__Given request__
Type out the data exactly as given. Skip any image.

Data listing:
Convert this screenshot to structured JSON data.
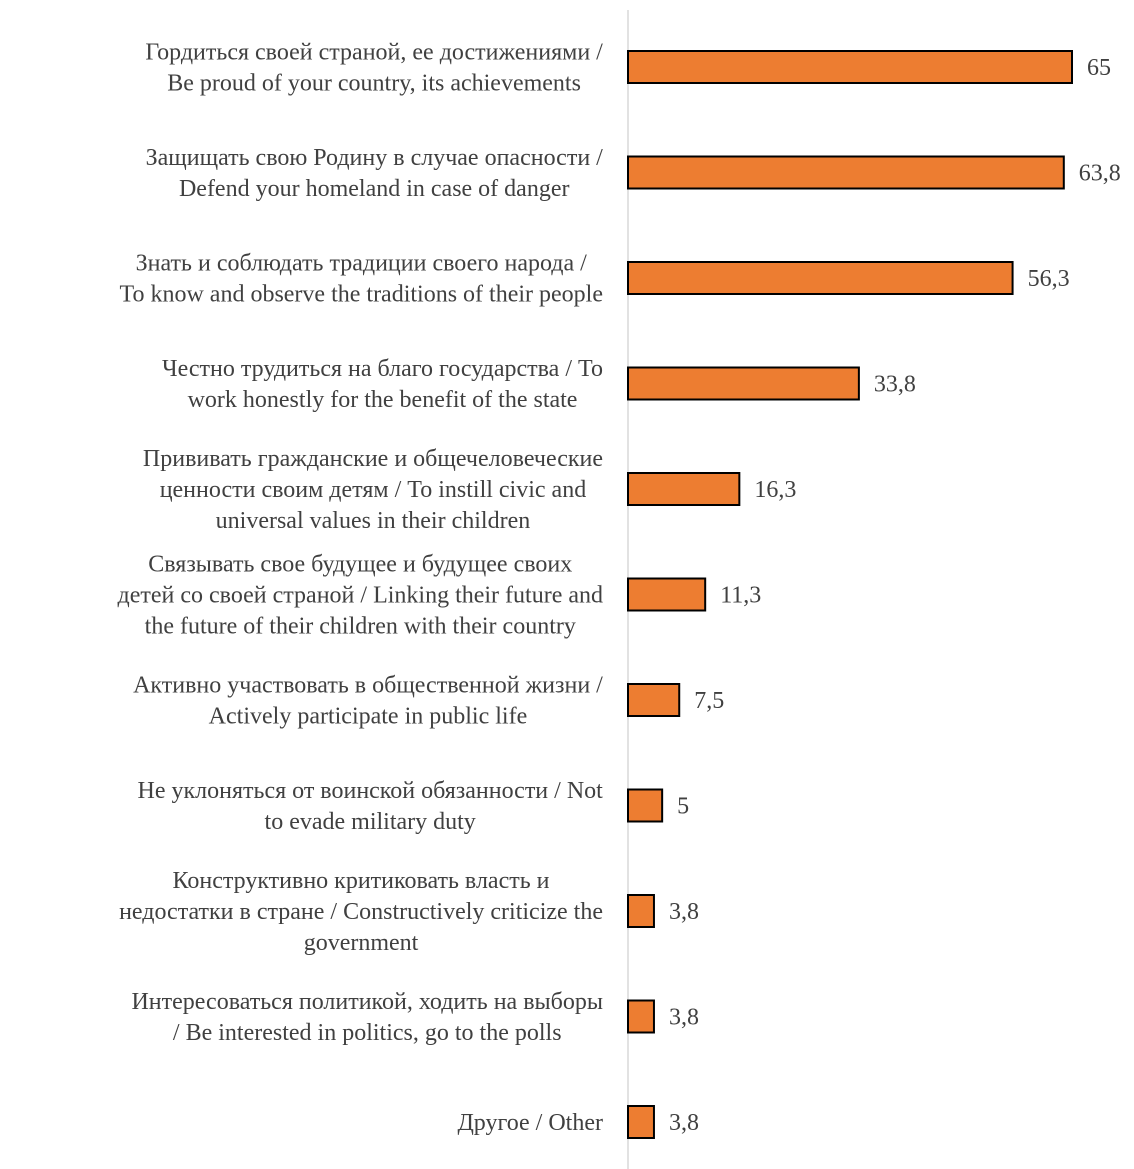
{
  "chart_data": {
    "type": "bar",
    "orientation": "horizontal",
    "title": "",
    "xlabel": "",
    "ylabel": "",
    "grid": false,
    "legend": "none",
    "bar_color": "#ED7D31",
    "bar_edge_color": "#000000",
    "axis_color": "#D9D9D9",
    "text_color": "#404040",
    "xlim": [
      0,
      65
    ],
    "categories": [
      [
        "Гордиться своей страной, ее достижениями /",
        "Be proud of your country, its achievements"
      ],
      [
        "Защищать свою Родину в случае опасности /",
        "Defend your homeland in case of danger"
      ],
      [
        "Знать и соблюдать традиции своего народа /",
        "To know and observe the traditions of their people"
      ],
      [
        "Честно трудиться на благо государства / To",
        "work honestly for the benefit of the state"
      ],
      [
        "Прививать гражданские и общечеловеческие",
        "ценности своим детям / To instill civic and",
        "universal values in their children"
      ],
      [
        "Связывать свое будущее и будущее своих",
        "детей со своей страной / Linking their future and",
        "the future of their children with their country"
      ],
      [
        "Активно участвовать в общественной жизни /",
        "Actively participate in public life"
      ],
      [
        "Не уклоняться от воинской обязанности / Not",
        "to evade military duty"
      ],
      [
        "Конструктивно критиковать власть и",
        "недостатки в стране / Constructively criticize the",
        "government"
      ],
      [
        "Интересоваться политикой, ходить на выборы",
        "/ Be interested in politics, go to the polls"
      ],
      [
        "Другое / Other"
      ]
    ],
    "values": [
      65,
      63.8,
      56.3,
      33.8,
      16.3,
      11.3,
      7.5,
      5,
      3.8,
      3.8,
      3.8
    ],
    "value_labels": [
      "65",
      "63,8",
      "56,3",
      "33,8",
      "16,3",
      "11,3",
      "7,5",
      "5",
      "3,8",
      "3,8",
      "3,8"
    ]
  }
}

__Reply to the task__
Convert this screenshot to structured JSON data.
{
  "chart_data": {
    "type": "bar",
    "orientation": "horizontal",
    "title": "",
    "xlabel": "",
    "ylabel": "",
    "grid": false,
    "legend": "none",
    "bar_color": "#ED7D31",
    "bar_edge_color": "#000000",
    "axis_color": "#D9D9D9",
    "text_color": "#404040",
    "xlim": [
      0,
      65
    ],
    "categories": [
      [
        "Гордиться своей страной, ее достижениями /",
        "Be proud of your country, its achievements"
      ],
      [
        "Защищать свою Родину в случае опасности /",
        "Defend your homeland in case of danger"
      ],
      [
        "Знать и соблюдать традиции своего народа /",
        "To know and observe the traditions of their people"
      ],
      [
        "Честно трудиться на благо государства / To",
        "work honestly for the benefit of the state"
      ],
      [
        "Прививать гражданские и общечеловеческие",
        "ценности своим детям / To instill civic and",
        "universal values in their children"
      ],
      [
        "Связывать свое будущее и будущее своих",
        "детей со своей страной / Linking their future and",
        "the future of their children with their country"
      ],
      [
        "Активно участвовать в общественной жизни /",
        "Actively participate in public life"
      ],
      [
        "Не уклоняться от воинской обязанности / Not",
        "to evade military duty"
      ],
      [
        "Конструктивно критиковать власть и",
        "недостатки в стране / Constructively criticize the",
        "government"
      ],
      [
        "Интересоваться политикой, ходить на выборы",
        "/ Be interested in politics, go to the polls"
      ],
      [
        "Другое / Other"
      ]
    ],
    "values": [
      65,
      63.8,
      56.3,
      33.8,
      16.3,
      11.3,
      7.5,
      5,
      3.8,
      3.8,
      3.8
    ],
    "value_labels": [
      "65",
      "63,8",
      "56,3",
      "33,8",
      "16,3",
      "11,3",
      "7,5",
      "5",
      "3,8",
      "3,8",
      "3,8"
    ]
  }
}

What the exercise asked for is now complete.